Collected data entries

◆ ◆ ◆ ◆ ◆ ◆ ◆

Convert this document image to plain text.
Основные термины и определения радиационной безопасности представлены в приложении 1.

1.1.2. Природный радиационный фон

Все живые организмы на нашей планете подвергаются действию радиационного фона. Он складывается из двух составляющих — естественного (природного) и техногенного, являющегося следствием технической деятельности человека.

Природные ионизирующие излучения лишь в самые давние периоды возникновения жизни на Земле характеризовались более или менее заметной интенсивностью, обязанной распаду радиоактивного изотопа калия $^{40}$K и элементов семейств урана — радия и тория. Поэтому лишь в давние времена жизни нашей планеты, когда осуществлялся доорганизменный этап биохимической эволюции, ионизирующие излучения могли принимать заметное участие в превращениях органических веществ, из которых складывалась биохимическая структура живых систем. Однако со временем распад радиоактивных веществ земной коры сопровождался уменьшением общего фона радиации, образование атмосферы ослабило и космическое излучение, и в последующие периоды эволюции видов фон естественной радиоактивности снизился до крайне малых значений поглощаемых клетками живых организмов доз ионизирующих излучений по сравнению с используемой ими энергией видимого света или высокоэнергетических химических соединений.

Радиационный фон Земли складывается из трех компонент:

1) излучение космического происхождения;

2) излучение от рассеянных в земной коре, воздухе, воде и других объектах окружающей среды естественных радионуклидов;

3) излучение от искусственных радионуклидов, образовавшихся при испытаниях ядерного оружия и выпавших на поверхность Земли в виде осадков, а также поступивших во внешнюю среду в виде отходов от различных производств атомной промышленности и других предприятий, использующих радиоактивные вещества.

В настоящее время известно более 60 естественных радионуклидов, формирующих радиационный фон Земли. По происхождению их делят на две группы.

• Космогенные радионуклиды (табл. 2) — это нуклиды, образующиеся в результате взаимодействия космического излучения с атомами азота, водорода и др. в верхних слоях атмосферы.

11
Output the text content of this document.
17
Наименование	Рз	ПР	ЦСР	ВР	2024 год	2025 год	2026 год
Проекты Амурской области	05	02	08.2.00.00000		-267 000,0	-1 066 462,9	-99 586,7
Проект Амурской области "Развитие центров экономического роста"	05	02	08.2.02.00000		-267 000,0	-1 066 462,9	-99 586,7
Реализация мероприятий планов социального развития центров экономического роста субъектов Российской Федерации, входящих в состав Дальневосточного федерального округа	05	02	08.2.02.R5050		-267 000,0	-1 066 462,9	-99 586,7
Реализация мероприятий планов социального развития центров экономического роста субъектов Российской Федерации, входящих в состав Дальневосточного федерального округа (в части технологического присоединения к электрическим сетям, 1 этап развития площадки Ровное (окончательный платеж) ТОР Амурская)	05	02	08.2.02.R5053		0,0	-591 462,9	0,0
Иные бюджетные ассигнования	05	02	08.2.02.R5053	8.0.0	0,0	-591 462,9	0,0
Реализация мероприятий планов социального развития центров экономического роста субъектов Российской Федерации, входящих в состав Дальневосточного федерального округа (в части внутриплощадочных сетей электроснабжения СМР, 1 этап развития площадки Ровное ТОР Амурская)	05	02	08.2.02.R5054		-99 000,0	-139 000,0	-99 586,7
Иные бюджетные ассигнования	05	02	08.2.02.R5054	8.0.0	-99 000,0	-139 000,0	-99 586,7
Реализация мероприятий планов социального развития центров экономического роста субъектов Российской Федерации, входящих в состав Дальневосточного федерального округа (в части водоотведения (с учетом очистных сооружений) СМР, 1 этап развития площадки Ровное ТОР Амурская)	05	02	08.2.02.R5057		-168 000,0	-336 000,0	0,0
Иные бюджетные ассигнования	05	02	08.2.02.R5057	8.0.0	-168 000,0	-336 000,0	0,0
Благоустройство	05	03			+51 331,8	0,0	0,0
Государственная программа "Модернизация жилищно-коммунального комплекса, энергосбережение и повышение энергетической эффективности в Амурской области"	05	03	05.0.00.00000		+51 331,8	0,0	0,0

◆ ◆ ◆ ◆ ◆ ◆ ◆

▶ **Task**
Please output the entire listing exactly as it stands.

▶ **Reply to the exercise**
Convert this document image to plain text.
Основные термины и определения радиационной безопасности представлены в приложении 1.

1.1.2. Природный радиационный фон

Все живые организмы на нашей планете подвергаются действию радиационного фона. Он складывается из двух составляющих — естественного (природного) и техногенного, являющегося следствием технической деятельности человека.

Природные ионизирующие излучения лишь в самые давние периоды возникновения жизни на Земле характеризовались более или менее заметной интенсивностью, обязанной распаду радиоактивного изотопа калия $^{40}$K и элементов семейств урана — радия и тория. Поэтому лишь в давние времена жизни нашей планеты, когда осуществлялся доорганизменный этап биохимической эволюции, ионизирующие излучения могли принимать заметное участие в превращениях органических веществ, из которых складывалась биохимическая структура живых систем. Однако со временем распад радиоактивных веществ земной коры сопровождался уменьшением общего фона радиации, образование атмосферы ослабило и космическое излучение, и в последующие периоды эволюции видов фон естественной радиоактивности снизился до крайне малых значений поглощаемых клетками живых организмов доз ионизирующих излучений по сравнению с используемой ими энергией видимого света или высокоэнергетических химических соединений.

Радиационный фон Земли складывается из трех компонент:

1) излучение космического происхождения;

2) излучение от рассеянных в земной коре, воздухе, воде и других объектах окружающей среды естественных радионуклидов;

3) излучение от искусственных радионуклидов, образовавшихся при испытаниях ядерного оружия и выпавших на поверхность Земли в виде осадков, а также поступивших во внешнюю среду в виде отходов от различных производств атомной промышленности и других предприятий, использующих радиоактивные вещества.

В настоящее время известно более 60 естественных радионуклидов, формирующих радиационный фон Земли. По происхождению их делят на две группы.

• Космогенные радионуклиды (табл. 2) — это нуклиды, образующиеся в результате взаимодействия космического излучения с атомами азота, водорода и др. в верхних слоях атмосферы.

11
Output the text content of this document.
17
Наименование	Рз	ПР	ЦСР	ВР	2024 год	2025 год	2026 год
Проекты Амурской области	05	02	08.2.00.00000		-267 000,0	-1 066 462,9	-99 586,7
Проект Амурской области "Развитие центров экономического роста"	05	02	08.2.02.00000		-267 000,0	-1 066 462,9	-99 586,7
Реализация мероприятий планов социального развития центров экономического роста субъектов Российской Федерации, входящих в состав Дальневосточного федерального округа	05	02	08.2.02.R5050		-267 000,0	-1 066 462,9	-99 586,7
Реализация мероприятий планов социального развития центров экономического роста субъектов Российской Федерации, входящих в состав Дальневосточного федерального округа (в части технологического присоединения к электрическим сетям, 1 этап развития площадки Ровное (окончательный платеж) ТОР Амурская)	05	02	08.2.02.R5053		0,0	-591 462,9	0,0
Иные бюджетные ассигнования	05	02	08.2.02.R5053	8.0.0	0,0	-591 462,9	0,0
Реализация мероприятий планов социального развития центров экономического роста субъектов Российской Федерации, входящих в состав Дальневосточного федерального округа (в части внутриплощадочных сетей электроснабжения СМР, 1 этап развития площадки Ровное ТОР Амурская)	05	02	08.2.02.R5054		-99 000,0	-139 000,0	-99 586,7
Иные бюджетные ассигнования	05	02	08.2.02.R5054	8.0.0	-99 000,0	-139 000,0	-99 586,7
Реализация мероприятий планов социального развития центров экономического роста субъектов Российской Федерации, входящих в состав Дальневосточного федерального округа (в части водоотведения (с учетом очистных сооружений) СМР, 1 этап развития площадки Ровное ТОР Амурская)	05	02	08.2.02.R5057		-168 000,0	-336 000,0	0,0
Иные бюджетные ассигнования	05	02	08.2.02.R5057	8.0.0	-168 000,0	-336 000,0	0,0
Благоустройство	05	03			+51 331,8	0,0	0,0
Государственная программа "Модернизация жилищно-коммунального комплекса, энергосбережение и повышение энергетической эффективности в Амурской области"	05	03	05.0.00.00000		+51 331,8	0,0	0,0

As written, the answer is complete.